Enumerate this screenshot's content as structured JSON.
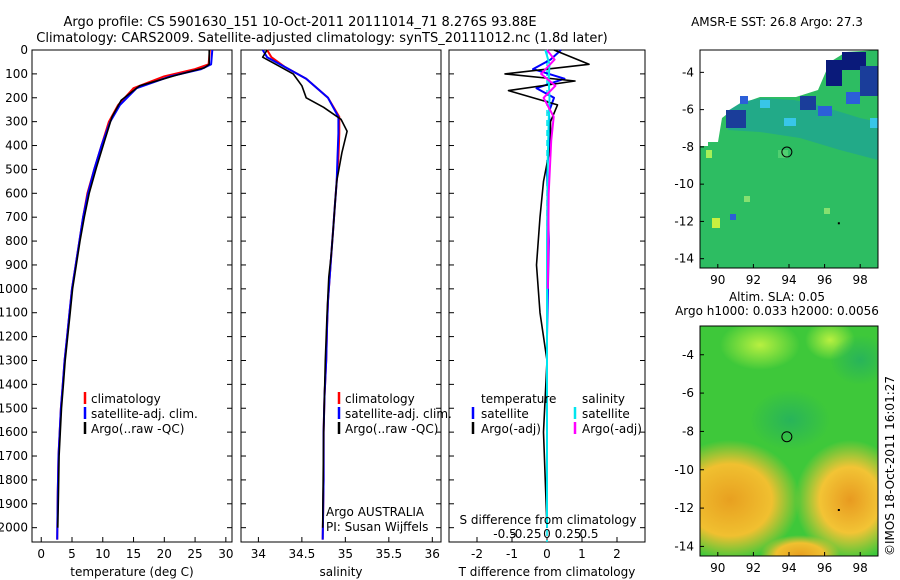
{
  "header": {
    "title_line1": "Argo profile: CS 5901630_151 10-Oct-2011 20111014_71 8.276S 93.88E",
    "title_line2": "Climatology: CARS2009. Satellite-adjusted climatology: synTS_20111012.nc (1.8d later)"
  },
  "colors": {
    "climatology": "#ff0000",
    "satellite": "#0000ff",
    "argo": "#000000",
    "salinity_satellite": "#00e5ee",
    "salinity_argo": "#ff00ff"
  },
  "notes": {
    "argo_country": "Argo AUSTRALIA",
    "pi": "PI: Susan Wijffels",
    "stamp": "©IMOS 18-Oct-2011 16:01:27"
  },
  "chart_data": [
    {
      "type": "line",
      "xlabel": "temperature (deg C)",
      "ylabel": "",
      "xlim": [
        -1.5,
        31
      ],
      "ylim": [
        2060,
        0
      ],
      "xticks": [
        0,
        5,
        10,
        15,
        20,
        25,
        30
      ],
      "yticks": [
        0,
        100,
        200,
        300,
        400,
        500,
        600,
        700,
        800,
        900,
        1000,
        1100,
        1200,
        1300,
        1400,
        1500,
        1600,
        1700,
        1800,
        1900,
        2000
      ],
      "legend": [
        "climatology",
        "satellite-adj. clim.",
        "Argo(..raw -QC)"
      ],
      "legend_position": "bottom-right",
      "series": [
        {
          "name": "climatology",
          "color": "#ff0000",
          "x": [
            27.4,
            27.2,
            25,
            20,
            15,
            12.5,
            11,
            9.8,
            8.6,
            7.5,
            6.8,
            6.2,
            5.6,
            5,
            4.6,
            4.2,
            3.8,
            3.5,
            3.2,
            3,
            2.8,
            2.7,
            2.6
          ],
          "y": [
            0,
            60,
            80,
            110,
            160,
            230,
            300,
            400,
            500,
            600,
            700,
            800,
            900,
            1000,
            1100,
            1200,
            1300,
            1400,
            1500,
            1600,
            1700,
            1850,
            2050
          ]
        },
        {
          "name": "satellite-adj. clim.",
          "color": "#0000ff",
          "x": [
            27.8,
            27.6,
            26,
            21,
            15.5,
            12.8,
            11.2,
            9.8,
            8.6,
            7.6,
            6.8,
            6.2,
            5.6,
            5,
            4.6,
            4.2,
            3.8,
            3.5,
            3.2,
            3,
            2.8,
            2.7,
            2.6
          ],
          "y": [
            0,
            60,
            80,
            110,
            160,
            230,
            300,
            400,
            500,
            600,
            700,
            800,
            900,
            1000,
            1100,
            1200,
            1300,
            1400,
            1500,
            1600,
            1700,
            1850,
            2050
          ]
        },
        {
          "name": "Argo(..raw -QC)",
          "color": "#000000",
          "x": [
            27.3,
            27.3,
            26.5,
            22,
            16,
            13,
            11.5,
            10.3,
            9,
            7.8,
            7,
            6.3,
            5.7,
            5.1,
            4.7,
            4.3,
            3.9,
            3.6,
            3.3,
            3.1,
            2.9,
            2.8,
            2.7
          ],
          "y": [
            0,
            60,
            75,
            105,
            150,
            210,
            280,
            380,
            490,
            600,
            700,
            800,
            900,
            1000,
            1100,
            1200,
            1300,
            1400,
            1500,
            1600,
            1700,
            1850,
            2000
          ]
        }
      ]
    },
    {
      "type": "line",
      "xlabel": "salinity",
      "ylabel": "",
      "xlim": [
        33.8,
        36.1
      ],
      "ylim": [
        2060,
        0
      ],
      "xticks": [
        34,
        34.5,
        35,
        35.5,
        36
      ],
      "legend": [
        "climatology",
        "satellite-adj. clim.",
        "Argo(..raw -QC)"
      ],
      "legend_position": "bottom-right",
      "series": [
        {
          "name": "climatology",
          "color": "#ff0000",
          "x": [
            34.1,
            34.15,
            34.3,
            34.55,
            34.8,
            34.93,
            34.93,
            34.92,
            34.9,
            34.88,
            34.86,
            34.84,
            34.82,
            34.8,
            34.79,
            34.78,
            34.76,
            34.75,
            34.75,
            34.74
          ],
          "y": [
            0,
            30,
            70,
            120,
            200,
            280,
            350,
            450,
            550,
            650,
            750,
            850,
            950,
            1050,
            1150,
            1300,
            1450,
            1600,
            1800,
            2050
          ]
        },
        {
          "name": "satellite-adj. clim.",
          "color": "#0000ff",
          "x": [
            34.05,
            34.1,
            34.3,
            34.55,
            34.8,
            34.92,
            34.92,
            34.91,
            34.9,
            34.88,
            34.86,
            34.84,
            34.82,
            34.8,
            34.79,
            34.78,
            34.76,
            34.75,
            34.75,
            34.74
          ],
          "y": [
            0,
            30,
            70,
            120,
            200,
            280,
            350,
            450,
            550,
            650,
            750,
            850,
            950,
            1050,
            1150,
            1300,
            1450,
            1600,
            1800,
            2050
          ]
        },
        {
          "name": "Argo(..raw -QC)",
          "color": "#000000",
          "x": [
            34.1,
            34.05,
            34.2,
            34.4,
            34.5,
            34.55,
            34.75,
            34.95,
            35.02,
            34.96,
            34.9,
            34.88,
            34.86,
            34.84,
            34.81,
            34.79,
            34.77,
            34.75,
            34.74
          ],
          "y": [
            0,
            30,
            60,
            100,
            150,
            200,
            240,
            290,
            340,
            430,
            550,
            650,
            750,
            850,
            950,
            1100,
            1300,
            1600,
            2000
          ]
        }
      ]
    },
    {
      "type": "line",
      "xlabel": "T difference from climatology",
      "xlabel_top": "S difference from climatology",
      "xlim": [
        -2.8,
        2.8
      ],
      "ylim": [
        2060,
        0
      ],
      "xticks": [
        -2,
        -1,
        0,
        1,
        2
      ],
      "xticks_top": [
        -0.5,
        -0.25,
        0,
        0.25,
        0.5
      ],
      "legend": [
        "temperature",
        "satellite",
        "Argo(-adj)",
        "salinity",
        "satellite",
        "Argo(-adj)"
      ],
      "legend_position": "bottom",
      "series": [
        {
          "name": "satellite",
          "color": "#0000ff",
          "x": [
            0.4,
            0.1,
            -0.4,
            0.5,
            -0.3,
            0.2,
            0.05,
            0.1,
            0.0,
            0.05,
            0.0,
            0.0,
            0.0
          ],
          "y": [
            0,
            40,
            80,
            120,
            160,
            200,
            260,
            350,
            500,
            800,
            1200,
            1600,
            2000
          ]
        },
        {
          "name": "Argo(-adj)",
          "color": "#000000",
          "x": [
            0.2,
            1.2,
            -1.2,
            0.8,
            -1.1,
            0.3,
            0.1,
            0.1,
            -0.1,
            -0.2,
            -0.3,
            -0.2,
            0.0,
            -0.1,
            0.0
          ],
          "y": [
            0,
            60,
            100,
            130,
            170,
            230,
            300,
            400,
            550,
            700,
            900,
            1100,
            1300,
            1600,
            2000
          ]
        },
        {
          "name": "satellite",
          "color": "#00e5ee",
          "x": [
            -0.02,
            0.03,
            0.02,
            0.03,
            0.02,
            0.01,
            0.0,
            0.0,
            0.0
          ],
          "y": [
            0,
            60,
            120,
            200,
            300,
            450,
            800,
            1400,
            2000
          ]
        },
        {
          "name": "Argo(-adj)",
          "color": "#ff00ff",
          "x": [
            0.0,
            0.09,
            -0.07,
            0.1,
            -0.04,
            0.08,
            0.05,
            0.02,
            0.01
          ],
          "y": [
            0,
            40,
            100,
            150,
            200,
            280,
            380,
            600,
            1000
          ]
        }
      ]
    },
    {
      "type": "heatmap",
      "title": "AMSR-E SST: 26.8 Argo: 27.3",
      "xlim": [
        89,
        99
      ],
      "ylim": [
        -14.5,
        -2.8
      ],
      "xticks": [
        90,
        92,
        94,
        96,
        98
      ],
      "yticks": [
        -4,
        -6,
        -8,
        -10,
        -12,
        -14
      ],
      "argo_position": [
        93.88,
        -8.276
      ],
      "marker": [
        96.8,
        -12.1
      ]
    },
    {
      "type": "heatmap",
      "title": "Altim. SLA: 0.05",
      "subtitle": "Argo h1000: 0.033 h2000: 0.0056",
      "xlim": [
        89,
        99
      ],
      "ylim": [
        -14.5,
        -2.5
      ],
      "xticks": [
        90,
        92,
        94,
        96,
        98
      ],
      "yticks": [
        -4,
        -6,
        -8,
        -10,
        -12,
        -14
      ],
      "argo_position": [
        93.88,
        -8.276
      ],
      "marker": [
        96.8,
        -12.1
      ]
    }
  ]
}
——
* [PROBLEM TO WORK ON]:
Return all lines containing "temperature".

* [RESULT BELOW]:
      "xlabel": "temperature (deg C)",
        "temperature",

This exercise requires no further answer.